■ Stated task
Your task is to copy every record exactly.

============================================================

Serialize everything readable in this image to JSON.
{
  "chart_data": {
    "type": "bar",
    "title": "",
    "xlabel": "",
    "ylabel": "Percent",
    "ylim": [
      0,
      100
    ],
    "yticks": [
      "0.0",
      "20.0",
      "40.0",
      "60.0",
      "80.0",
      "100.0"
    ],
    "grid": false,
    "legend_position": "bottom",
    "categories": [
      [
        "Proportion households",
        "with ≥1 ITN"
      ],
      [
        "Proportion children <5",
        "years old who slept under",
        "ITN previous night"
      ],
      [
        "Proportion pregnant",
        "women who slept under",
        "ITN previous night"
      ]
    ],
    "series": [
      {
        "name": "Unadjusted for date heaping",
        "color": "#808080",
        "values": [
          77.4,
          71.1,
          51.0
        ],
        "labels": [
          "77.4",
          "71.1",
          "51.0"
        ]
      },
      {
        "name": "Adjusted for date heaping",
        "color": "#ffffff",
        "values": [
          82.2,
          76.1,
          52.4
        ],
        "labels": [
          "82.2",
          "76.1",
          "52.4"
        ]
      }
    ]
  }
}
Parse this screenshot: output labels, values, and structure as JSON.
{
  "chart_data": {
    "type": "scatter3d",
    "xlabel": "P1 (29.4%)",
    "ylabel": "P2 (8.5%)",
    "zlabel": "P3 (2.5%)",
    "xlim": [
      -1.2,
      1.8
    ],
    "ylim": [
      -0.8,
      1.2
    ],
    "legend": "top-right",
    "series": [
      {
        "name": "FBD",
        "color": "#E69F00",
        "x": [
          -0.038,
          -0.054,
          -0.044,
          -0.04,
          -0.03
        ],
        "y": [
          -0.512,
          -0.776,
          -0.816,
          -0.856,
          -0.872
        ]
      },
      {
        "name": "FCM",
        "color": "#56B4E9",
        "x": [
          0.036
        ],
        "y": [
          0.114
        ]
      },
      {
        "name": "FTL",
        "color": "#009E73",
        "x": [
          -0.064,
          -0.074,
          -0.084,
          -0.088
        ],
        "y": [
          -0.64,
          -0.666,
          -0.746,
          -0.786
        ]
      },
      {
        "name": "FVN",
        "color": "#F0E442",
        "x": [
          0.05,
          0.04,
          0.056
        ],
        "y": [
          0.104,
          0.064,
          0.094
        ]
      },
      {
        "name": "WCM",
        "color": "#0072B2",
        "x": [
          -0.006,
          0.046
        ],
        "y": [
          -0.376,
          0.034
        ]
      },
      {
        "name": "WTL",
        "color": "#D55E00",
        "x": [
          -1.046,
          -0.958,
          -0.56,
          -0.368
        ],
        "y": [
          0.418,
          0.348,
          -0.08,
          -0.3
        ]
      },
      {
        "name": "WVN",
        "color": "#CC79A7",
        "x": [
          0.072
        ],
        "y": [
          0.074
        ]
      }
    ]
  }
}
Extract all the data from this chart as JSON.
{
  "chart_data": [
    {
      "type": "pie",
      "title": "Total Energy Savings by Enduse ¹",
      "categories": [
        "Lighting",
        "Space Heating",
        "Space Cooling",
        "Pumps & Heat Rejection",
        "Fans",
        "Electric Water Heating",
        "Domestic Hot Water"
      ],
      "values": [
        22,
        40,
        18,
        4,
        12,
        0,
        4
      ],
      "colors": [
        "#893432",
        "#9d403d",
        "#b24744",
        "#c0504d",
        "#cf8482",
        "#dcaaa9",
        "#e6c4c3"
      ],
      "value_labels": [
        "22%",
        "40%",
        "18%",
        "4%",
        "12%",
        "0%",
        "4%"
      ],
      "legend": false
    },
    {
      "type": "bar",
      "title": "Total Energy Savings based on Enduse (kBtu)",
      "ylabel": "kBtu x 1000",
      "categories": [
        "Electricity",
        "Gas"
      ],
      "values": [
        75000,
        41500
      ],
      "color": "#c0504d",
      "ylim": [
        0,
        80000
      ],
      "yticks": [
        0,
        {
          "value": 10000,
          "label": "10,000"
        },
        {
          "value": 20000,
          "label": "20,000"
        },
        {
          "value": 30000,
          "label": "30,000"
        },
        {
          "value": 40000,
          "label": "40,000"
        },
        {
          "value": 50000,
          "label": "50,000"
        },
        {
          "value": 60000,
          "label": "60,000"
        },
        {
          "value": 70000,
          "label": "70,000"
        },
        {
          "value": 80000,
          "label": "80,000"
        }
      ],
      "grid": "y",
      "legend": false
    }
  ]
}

============================================================

■ Exercise output
Serialize everything readable in this image to JSON.
{
  "chart_data": {
    "type": "bar",
    "title": "",
    "xlabel": "",
    "ylabel": "Percent",
    "ylim": [
      0,
      100
    ],
    "yticks": [
      "0.0",
      "20.0",
      "40.0",
      "60.0",
      "80.0",
      "100.0"
    ],
    "grid": false,
    "legend_position": "bottom",
    "categories": [
      [
        "Proportion households",
        "with ≥1 ITN"
      ],
      [
        "Proportion children <5",
        "years old who slept under",
        "ITN previous night"
      ],
      [
        "Proportion pregnant",
        "women who slept under",
        "ITN previous night"
      ]
    ],
    "series": [
      {
        "name": "Unadjusted for date heaping",
        "color": "#808080",
        "values": [
          77.4,
          71.1,
          51.0
        ],
        "labels": [
          "77.4",
          "71.1",
          "51.0"
        ]
      },
      {
        "name": "Adjusted for date heaping",
        "color": "#ffffff",
        "values": [
          82.2,
          76.1,
          52.4
        ],
        "labels": [
          "82.2",
          "76.1",
          "52.4"
        ]
      }
    ]
  }
}
Parse this screenshot: output labels, values, and structure as JSON.
{
  "chart_data": {
    "type": "scatter3d",
    "xlabel": "P1 (29.4%)",
    "ylabel": "P2 (8.5%)",
    "zlabel": "P3 (2.5%)",
    "xlim": [
      -1.2,
      1.8
    ],
    "ylim": [
      -0.8,
      1.2
    ],
    "legend": "top-right",
    "series": [
      {
        "name": "FBD",
        "color": "#E69F00",
        "x": [
          -0.038,
          -0.054,
          -0.044,
          -0.04,
          -0.03
        ],
        "y": [
          -0.512,
          -0.776,
          -0.816,
          -0.856,
          -0.872
        ]
      },
      {
        "name": "FCM",
        "color": "#56B4E9",
        "x": [
          0.036
        ],
        "y": [
          0.114
        ]
      },
      {
        "name": "FTL",
        "color": "#009E73",
        "x": [
          -0.064,
          -0.074,
          -0.084,
          -0.088
        ],
        "y": [
          -0.64,
          -0.666,
          -0.746,
          -0.786
        ]
      },
      {
        "name": "FVN",
        "color": "#F0E442",
        "x": [
          0.05,
          0.04,
          0.056
        ],
        "y": [
          0.104,
          0.064,
          0.094
        ]
      },
      {
        "name": "WCM",
        "color": "#0072B2",
        "x": [
          -0.006,
          0.046
        ],
        "y": [
          -0.376,
          0.034
        ]
      },
      {
        "name": "WTL",
        "color": "#D55E00",
        "x": [
          -1.046,
          -0.958,
          -0.56,
          -0.368
        ],
        "y": [
          0.418,
          0.348,
          -0.08,
          -0.3
        ]
      },
      {
        "name": "WVN",
        "color": "#CC79A7",
        "x": [
          0.072
        ],
        "y": [
          0.074
        ]
      }
    ]
  }
}
Extract all the data from this chart as JSON.
{
  "chart_data": [
    {
      "type": "pie",
      "title": "Total Energy Savings by Enduse ¹",
      "categories": [
        "Lighting",
        "Space Heating",
        "Space Cooling",
        "Pumps & Heat Rejection",
        "Fans",
        "Electric Water Heating",
        "Domestic Hot Water"
      ],
      "values": [
        22,
        40,
        18,
        4,
        12,
        0,
        4
      ],
      "colors": [
        "#893432",
        "#9d403d",
        "#b24744",
        "#c0504d",
        "#cf8482",
        "#dcaaa9",
        "#e6c4c3"
      ],
      "value_labels": [
        "22%",
        "40%",
        "18%",
        "4%",
        "12%",
        "0%",
        "4%"
      ],
      "legend": false
    },
    {
      "type": "bar",
      "title": "Total Energy Savings based on Enduse (kBtu)",
      "ylabel": "kBtu x 1000",
      "categories": [
        "Electricity",
        "Gas"
      ],
      "values": [
        75000,
        41500
      ],
      "color": "#c0504d",
      "ylim": [
        0,
        80000
      ],
      "yticks": [
        0,
        {
          "value": 10000,
          "label": "10,000"
        },
        {
          "value": 20000,
          "label": "20,000"
        },
        {
          "value": 30000,
          "label": "30,000"
        },
        {
          "value": 40000,
          "label": "40,000"
        },
        {
          "value": 50000,
          "label": "50,000"
        },
        {
          "value": 60000,
          "label": "60,000"
        },
        {
          "value": 70000,
          "label": "70,000"
        },
        {
          "value": 80000,
          "label": "80,000"
        }
      ],
      "grid": "y",
      "legend": false
    }
  ]
}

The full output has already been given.